* begin EXCERPT *
Assume random variable $$X \sim f_X(x) \,\,\, -2 \leq x\leq 2$$
Now Assume we need to compute the following
$$F= \mathbb{E}\left(\frac{1}{1+(G(X))^2}\right)$$ where we define the function $$G(x) = \mathbb{1}(|x|\le c) = \begin{cases} 1, & -c \le x \le c \\ 0, & \text{otherwise} \end{cases}$$
with $c<2$...
Can I say that the following is correct
$$F = \int_{-2}^{2}\left(\frac{1}{1+(G(x))^2}\right) f_X(x)\, dx =\dfrac{1}{2}\int_{-c}^{c} f_X(x)\, dx+ \int_{-2}^{-c} f_X(x)\,dx\,+\int_{c}^{2} f_X(x)\,dx$$
I can varify that $F$ is correctly calculated based on given definitions in the question. It can however be furher simplified as:
$$\dfrac{1}{2}\int_{-c}^{c} f_X(x)\, dx+ \int_{-2}^{-c} f_X(x)\,dx\,+\int_{c}^{2} f_X(x)\,dx=1-\dfrac{1}{2}\int_{-c}^{c} f_X(x)\, dx$$
* end EXCERPT *
**EXERCISE INSTRUCTIONS**
Answer these about the expectation thread above:
1. Over what range of x is the density of X defined?
2. What value does G(x) take when −c ≤ x ≤ c?
3. What simplified form of F does the reply give?
* begin EXTRACTED MATERIAL *
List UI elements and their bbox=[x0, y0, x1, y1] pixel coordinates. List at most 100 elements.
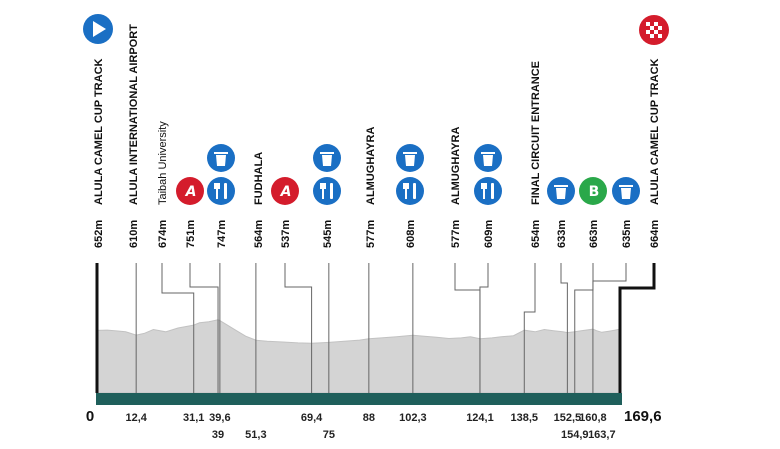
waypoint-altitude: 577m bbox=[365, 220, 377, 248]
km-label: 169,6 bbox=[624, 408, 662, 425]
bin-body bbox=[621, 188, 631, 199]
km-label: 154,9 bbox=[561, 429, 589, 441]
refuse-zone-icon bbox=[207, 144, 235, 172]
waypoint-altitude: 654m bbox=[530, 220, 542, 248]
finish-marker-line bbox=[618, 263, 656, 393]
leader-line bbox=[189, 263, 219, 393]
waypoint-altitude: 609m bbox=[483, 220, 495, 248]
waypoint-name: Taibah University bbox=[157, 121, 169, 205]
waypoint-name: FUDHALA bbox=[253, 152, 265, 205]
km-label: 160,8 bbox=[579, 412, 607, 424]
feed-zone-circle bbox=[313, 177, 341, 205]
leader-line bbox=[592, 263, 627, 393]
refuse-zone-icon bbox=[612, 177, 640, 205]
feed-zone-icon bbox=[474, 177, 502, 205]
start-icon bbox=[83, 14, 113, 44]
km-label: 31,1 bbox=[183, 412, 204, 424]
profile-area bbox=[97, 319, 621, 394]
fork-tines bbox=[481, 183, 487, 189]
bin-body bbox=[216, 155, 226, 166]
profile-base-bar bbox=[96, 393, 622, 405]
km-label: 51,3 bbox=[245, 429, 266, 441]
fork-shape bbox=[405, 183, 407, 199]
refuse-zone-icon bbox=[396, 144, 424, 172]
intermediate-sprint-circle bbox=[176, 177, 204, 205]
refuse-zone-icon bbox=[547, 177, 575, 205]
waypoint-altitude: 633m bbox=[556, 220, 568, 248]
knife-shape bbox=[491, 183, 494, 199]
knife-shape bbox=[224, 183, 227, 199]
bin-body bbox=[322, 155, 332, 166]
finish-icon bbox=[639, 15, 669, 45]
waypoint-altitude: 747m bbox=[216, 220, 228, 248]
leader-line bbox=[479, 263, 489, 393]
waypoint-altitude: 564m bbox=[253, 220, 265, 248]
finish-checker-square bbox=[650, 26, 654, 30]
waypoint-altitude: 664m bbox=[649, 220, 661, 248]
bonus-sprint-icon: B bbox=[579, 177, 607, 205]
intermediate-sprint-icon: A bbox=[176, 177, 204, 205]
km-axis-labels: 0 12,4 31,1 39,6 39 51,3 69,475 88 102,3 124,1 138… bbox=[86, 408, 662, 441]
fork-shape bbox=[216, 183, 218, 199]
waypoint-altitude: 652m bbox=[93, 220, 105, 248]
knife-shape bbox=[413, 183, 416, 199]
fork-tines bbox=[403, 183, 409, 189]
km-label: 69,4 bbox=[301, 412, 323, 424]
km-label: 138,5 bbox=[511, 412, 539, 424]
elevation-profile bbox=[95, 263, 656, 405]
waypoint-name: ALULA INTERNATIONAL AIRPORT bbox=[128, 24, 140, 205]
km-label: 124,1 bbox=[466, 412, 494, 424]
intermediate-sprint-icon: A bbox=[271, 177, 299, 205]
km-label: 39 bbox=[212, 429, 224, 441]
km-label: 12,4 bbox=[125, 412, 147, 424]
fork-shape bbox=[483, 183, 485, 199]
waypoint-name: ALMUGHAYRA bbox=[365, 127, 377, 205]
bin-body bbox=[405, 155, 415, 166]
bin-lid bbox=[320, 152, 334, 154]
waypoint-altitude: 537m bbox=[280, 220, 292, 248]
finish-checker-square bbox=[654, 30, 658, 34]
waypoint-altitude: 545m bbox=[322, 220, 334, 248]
* end EXTRACTED MATERIAL *
**CORRECT RESULT**
1. −2 ≤ x ≤ 2
2. 1
3. F = 1 − (1/2)∫_{−c}^{c} f_X(x) dx